• _ENTRIES SUPPLIED_
▶

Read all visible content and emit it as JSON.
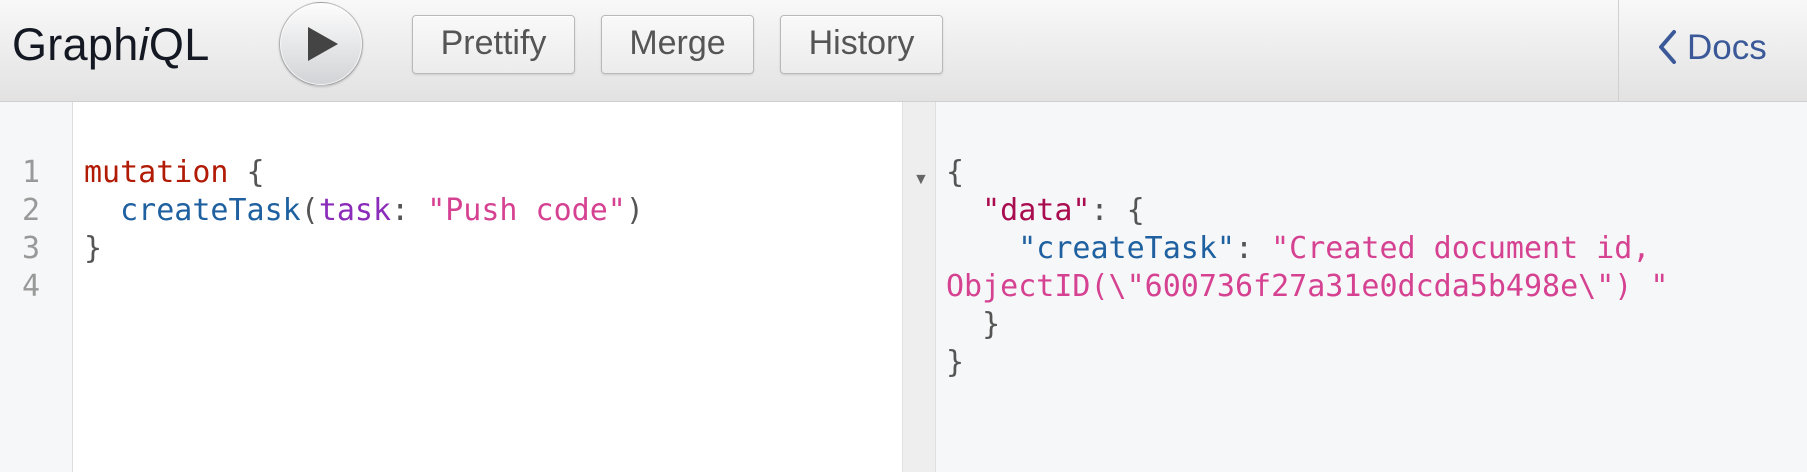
{
  "toolbar": {
    "logo_prefix": "Graph",
    "logo_italic": "i",
    "logo_suffix": "QL",
    "run_icon": "play-icon",
    "prettify_label": "Prettify",
    "merge_label": "Merge",
    "history_label": "History",
    "docs_label": "Docs",
    "docs_icon": "chevron-left-icon"
  },
  "editor": {
    "line_numbers": [
      "1",
      "2",
      "3",
      "4"
    ],
    "line1": {
      "keyword": "mutation",
      "brace": " {"
    },
    "line2": {
      "indent": "  ",
      "field": "createTask",
      "open_paren": "(",
      "arg": "task",
      "colon": ": ",
      "value": "\"Push code\"",
      "close_paren": ")"
    },
    "line3": {
      "brace": "}"
    }
  },
  "result": {
    "fold_icon": "fold-triangle-icon",
    "line1": "{",
    "line2": {
      "indent": "  ",
      "key": "\"data\"",
      "rest": ": {"
    },
    "line3": {
      "indent": "    ",
      "key": "\"createTask\"",
      "colon": ": ",
      "value_part1": "\"Created document id,"
    },
    "line4": {
      "value_part2": "ObjectID(\\\"600736f27a31e0dcda5b498e\\\") \""
    },
    "line5": "  }",
    "line6": "}"
  },
  "colors": {
    "keyword": "#B11A04",
    "def": "#1F61A0",
    "attribute": "#8B2BB9",
    "string": "#D64292",
    "json_key": "#A90D4F",
    "docs_link": "#3B5998"
  }
}
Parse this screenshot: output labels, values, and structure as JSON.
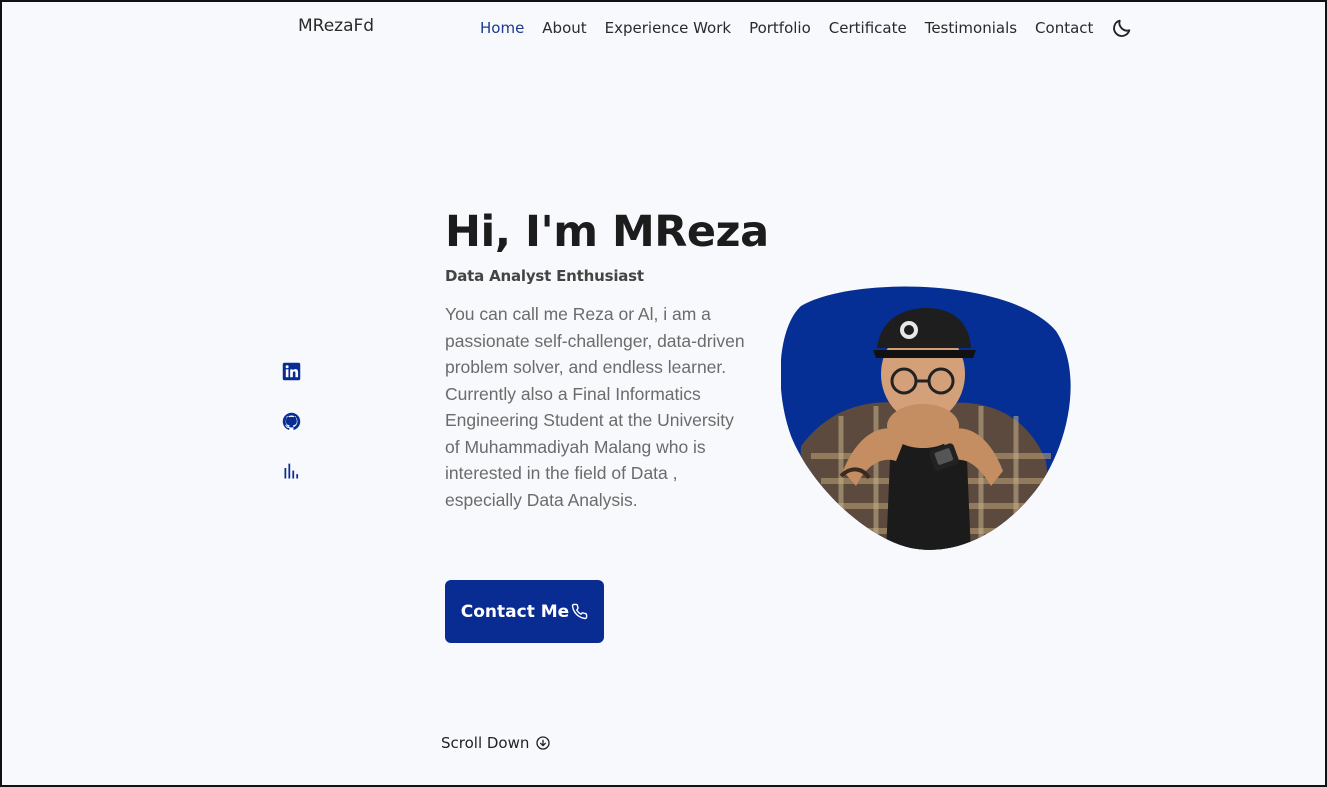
{
  "header": {
    "logo": "MRezaFd",
    "nav": [
      {
        "label": "Home",
        "active": true
      },
      {
        "label": "About"
      },
      {
        "label": "Experience Work"
      },
      {
        "label": "Portfolio"
      },
      {
        "label": "Certificate"
      },
      {
        "label": "Testimonials"
      },
      {
        "label": "Contact"
      }
    ],
    "theme_icon": "moon-icon"
  },
  "socials": [
    {
      "icon": "linkedin-icon"
    },
    {
      "icon": "github-icon"
    },
    {
      "icon": "bar-chart-icon"
    }
  ],
  "hero": {
    "title": "Hi, I'm MReza",
    "subtitle": "Data Analyst Enthusiast",
    "description": "You can call me Reza or Al, i am a passionate self-challenger, data-driven problem solver, and endless learner. Currently also a Final Informatics Engineering Student at the University of Muhammadiyah Malang who is interested in the field of Data , especially Data Analysis.",
    "contact_button": "Contact Me",
    "contact_icon": "phone-icon"
  },
  "scroll": {
    "label": "Scroll Down",
    "icon": "arrow-down-circle-icon"
  },
  "colors": {
    "accent": "#082c91",
    "blob": "#052f94",
    "background": "#f8f9fc"
  }
}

◀

• _BRIEF_
Please write out all the data again word for word, but not the pictures.

• _SOLVED PROBLEM_
Read all visible content and emit it as JSON.
{
  "toolbar": {
    "logo_prefix": "Graph",
    "logo_italic": "i",
    "logo_suffix": "QL",
    "run_icon": "play-icon",
    "prettify_label": "Prettify",
    "merge_label": "Merge",
    "history_label": "History",
    "docs_label": "Docs",
    "docs_icon": "chevron-left-icon"
  },
  "editor": {
    "line_numbers": [
      "1",
      "2",
      "3",
      "4"
    ],
    "line1": {
      "keyword": "mutation",
      "brace": " {"
    },
    "line2": {
      "indent": "  ",
      "field": "createTask",
      "open_paren": "(",
      "arg": "task",
      "colon": ": ",
      "value": "\"Push code\"",
      "close_paren": ")"
    },
    "line3": {
      "brace": "}"
    }
  },
  "result": {
    "fold_icon": "fold-triangle-icon",
    "line1": "{",
    "line2": {
      "indent": "  ",
      "key": "\"data\"",
      "rest": ": {"
    },
    "line3": {
      "indent": "    ",
      "key": "\"createTask\"",
      "colon": ": ",
      "value_part1": "\"Created document id,"
    },
    "line4": {
      "value_part2": "ObjectID(\\\"600736f27a31e0dcda5b498e\\\") \""
    },
    "line5": "  }",
    "line6": "}"
  },
  "colors": {
    "keyword": "#B11A04",
    "def": "#1F61A0",
    "attribute": "#8B2BB9",
    "string": "#D64292",
    "json_key": "#A90D4F",
    "docs_link": "#3B5998"
  }
}
Parse this screenshot: output labels, values, and structure as JSON.
{
  "header": {
    "logo": "MRezaFd",
    "nav": [
      {
        "label": "Home",
        "active": true
      },
      {
        "label": "About"
      },
      {
        "label": "Experience Work"
      },
      {
        "label": "Portfolio"
      },
      {
        "label": "Certificate"
      },
      {
        "label": "Testimonials"
      },
      {
        "label": "Contact"
      }
    ],
    "theme_icon": "moon-icon"
  },
  "socials": [
    {
      "icon": "linkedin-icon"
    },
    {
      "icon": "github-icon"
    },
    {
      "icon": "bar-chart-icon"
    }
  ],
  "hero": {
    "title": "Hi, I'm MReza",
    "subtitle": "Data Analyst Enthusiast",
    "description": "You can call me Reza or Al, i am a passionate self-challenger, data-driven problem solver, and endless learner. Currently also a Final Informatics Engineering Student at the University of Muhammadiyah Malang who is interested in the field of Data , especially Data Analysis.",
    "contact_button": "Contact Me",
    "contact_icon": "phone-icon"
  },
  "scroll": {
    "label": "Scroll Down",
    "icon": "arrow-down-circle-icon"
  },
  "colors": {
    "accent": "#082c91",
    "blob": "#052f94",
    "background": "#f8f9fc"
  }
}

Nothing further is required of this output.